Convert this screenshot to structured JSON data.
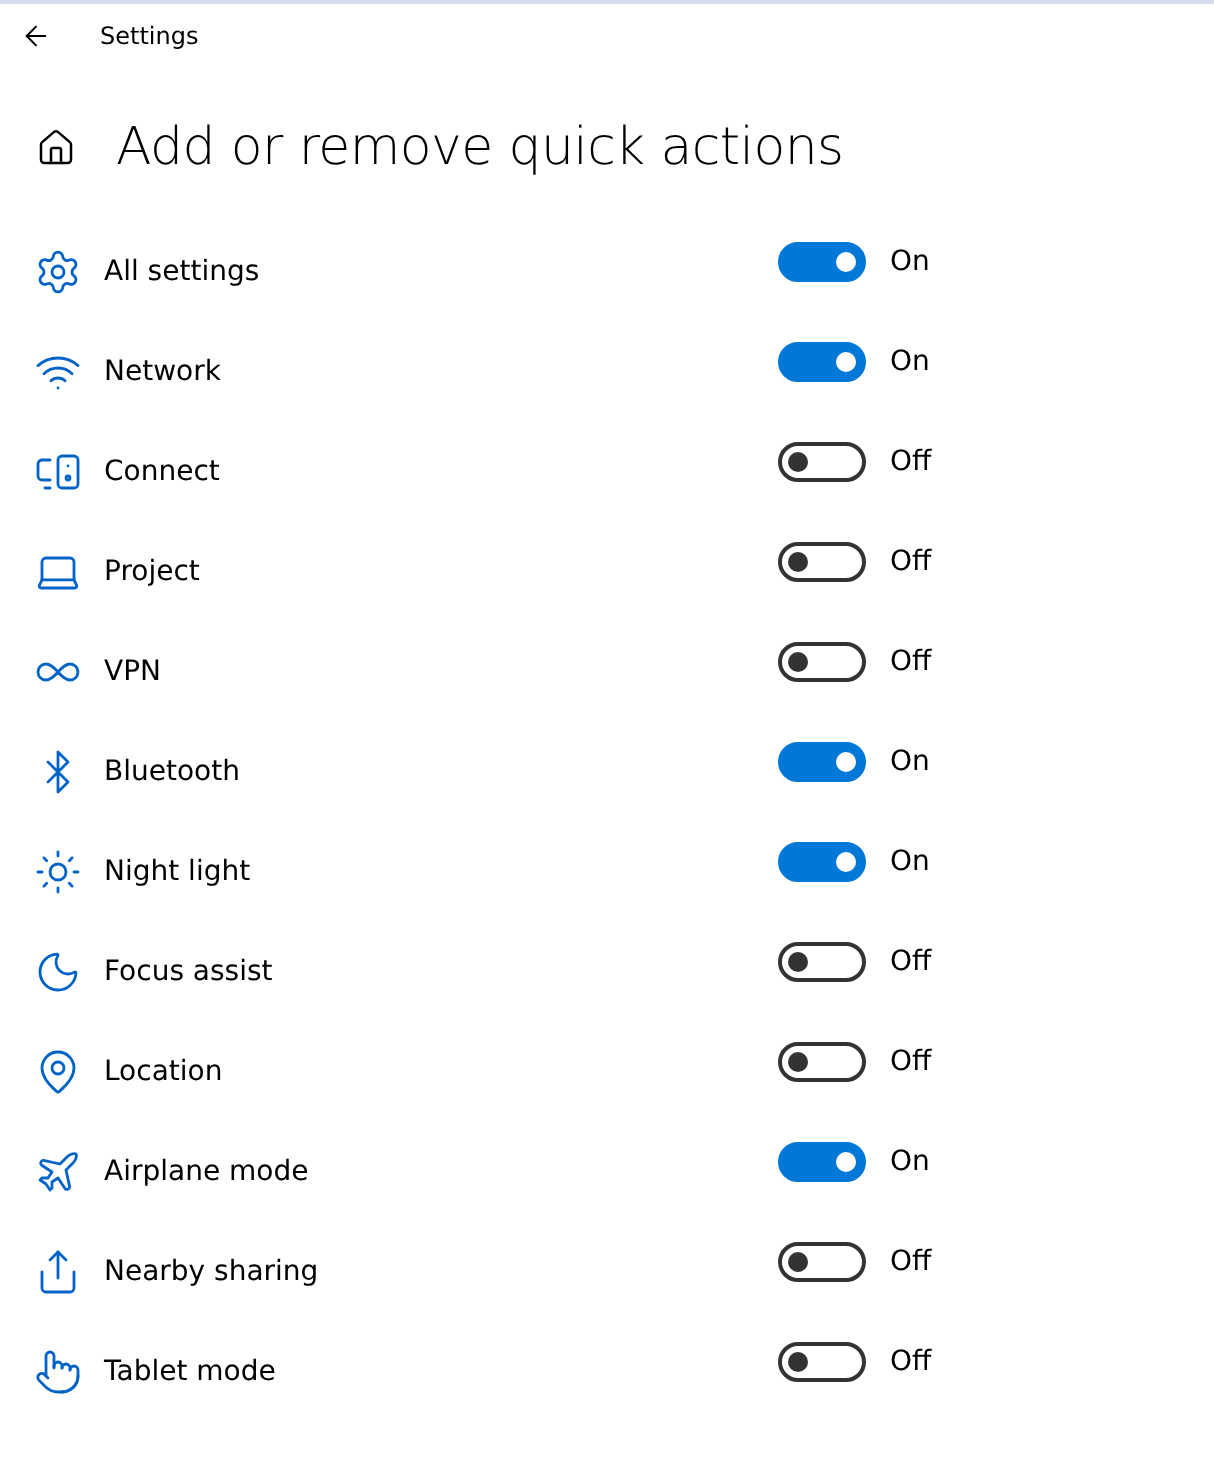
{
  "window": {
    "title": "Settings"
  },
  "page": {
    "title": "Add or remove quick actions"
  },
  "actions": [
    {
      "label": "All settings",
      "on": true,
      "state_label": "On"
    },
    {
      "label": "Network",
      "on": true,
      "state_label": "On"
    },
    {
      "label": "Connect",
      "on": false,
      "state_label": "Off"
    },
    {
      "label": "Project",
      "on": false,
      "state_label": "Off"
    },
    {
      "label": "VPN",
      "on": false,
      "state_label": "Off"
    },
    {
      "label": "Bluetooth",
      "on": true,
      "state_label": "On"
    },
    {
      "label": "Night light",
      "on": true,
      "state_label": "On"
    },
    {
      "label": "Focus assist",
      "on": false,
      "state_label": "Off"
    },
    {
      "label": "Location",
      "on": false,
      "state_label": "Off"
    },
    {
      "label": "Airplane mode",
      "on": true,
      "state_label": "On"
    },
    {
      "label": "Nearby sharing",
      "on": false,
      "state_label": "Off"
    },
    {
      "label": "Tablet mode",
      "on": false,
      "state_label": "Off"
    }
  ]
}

______

AIM - Every line of the material is to be quoted exactly, with no pictures carried over.

WRITTEN ANSWER -
Convert this screenshot to structured JSON data.
{
  "window": {
    "title": "Settings"
  },
  "page": {
    "title": "Add or remove quick actions"
  },
  "actions": [
    {
      "label": "All settings",
      "on": true,
      "state_label": "On"
    },
    {
      "label": "Network",
      "on": true,
      "state_label": "On"
    },
    {
      "label": "Connect",
      "on": false,
      "state_label": "Off"
    },
    {
      "label": "Project",
      "on": false,
      "state_label": "Off"
    },
    {
      "label": "VPN",
      "on": false,
      "state_label": "Off"
    },
    {
      "label": "Bluetooth",
      "on": true,
      "state_label": "On"
    },
    {
      "label": "Night light",
      "on": true,
      "state_label": "On"
    },
    {
      "label": "Focus assist",
      "on": false,
      "state_label": "Off"
    },
    {
      "label": "Location",
      "on": false,
      "state_label": "Off"
    },
    {
      "label": "Airplane mode",
      "on": true,
      "state_label": "On"
    },
    {
      "label": "Nearby sharing",
      "on": false,
      "state_label": "Off"
    },
    {
      "label": "Tablet mode",
      "on": false,
      "state_label": "Off"
    }
  ]
}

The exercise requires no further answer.